Do this » Carry on the sorting homework answers given below, starting right after their final sentence.

@vourdalak 2019-04-26T03:21:49.000000Z 字数 1753 阅读 250

CS 161 Homework 3

CS161

Scarlett Zhang 66108402

R-9.1

Bubble-sort is stable.
Heap-sort is not stable.
Merge-sort is stable.
Quick-sort (3 way) is not stable.
Quick-sort (2 way, in place) is stable. Because it only swap items when there's an inequality.

R-9.5

When the array is already sorted, and we choose the first element as the pivot, and try to select the largest number in this array, the complexity reaches $n^2$ .
Because when we choose the smallest number as the pivot, we only sort this one element after comparing it with other elements, then we choose the second smallest element which is also the smallest among the unsorted part of the array. So the same thing happens repeatedly until we find the last element on the right side. Every recursion the input size just become 1 less than the previous recursion, and all elements need to be compared with the smallest number.

Dataset content »
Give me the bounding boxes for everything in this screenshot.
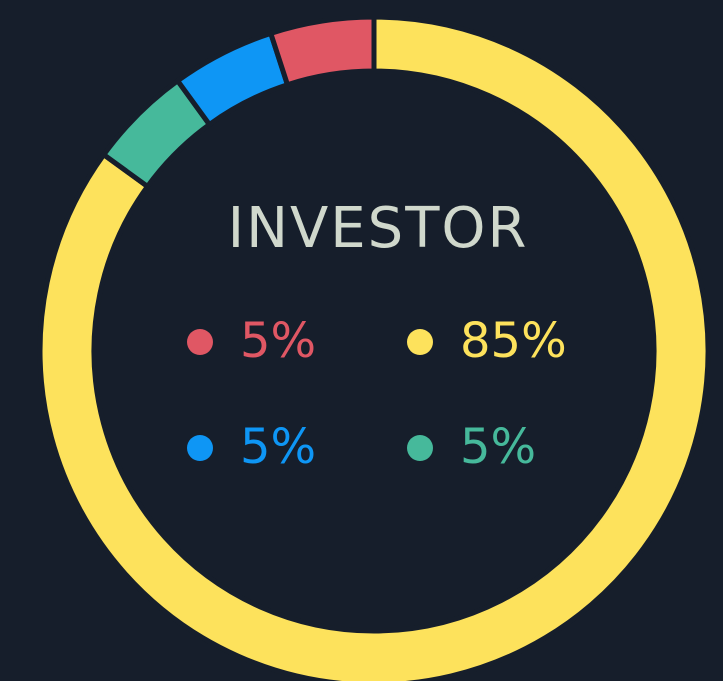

Task answer »
C-9.2

Create $2n$ buckets, bucket-sort input list A ( $O(n)$ ), and then bucket-sort input B using the same $2n$ buckets( $O(n)$ ). Finally, check all buckets to see how many of them have more than one integer inside ( $O(n)$ ). Those buckets' indices are duplicate numbers. The complexity as a whole is $O(n)$ .

C-9.4

def sortWithList(l):
pair_result = []
for listnum in range(len(l)):
    for e in l[listnum]:
        pair_result.append((e,listnum))
# O(n) for this nested loop, the goal is to extract the listnum
# according to the question, we know N-1
# now construct a bucket sort with N-1 buckets
N = 10
buckets_round1 = [ [] for i in range(N)]
pair_container_round1=[]
buckets_round2 = [ [] for i in range(len(l))]
pair_container_round2=[ [] for i in range(len(l))]
for p in pair_result:
    buckets_round1[p[0]].append(p)
    # sort with lower priority: the value
    # above is O(n) 
for i in range(N):
    for x in buckets_round1[i]:
        pair_container_round1.append(x)
for p in pair_container_round1:
    buckets_round2[p[1]].append(p)
for i in range(len(l)):
    for x in buckets_round2[i]:
        pair_container_round2[i].append(x[0])
return pair_container_round2

print(sortWithList([[4,3,6],[7,6,3],[2,9,6]]))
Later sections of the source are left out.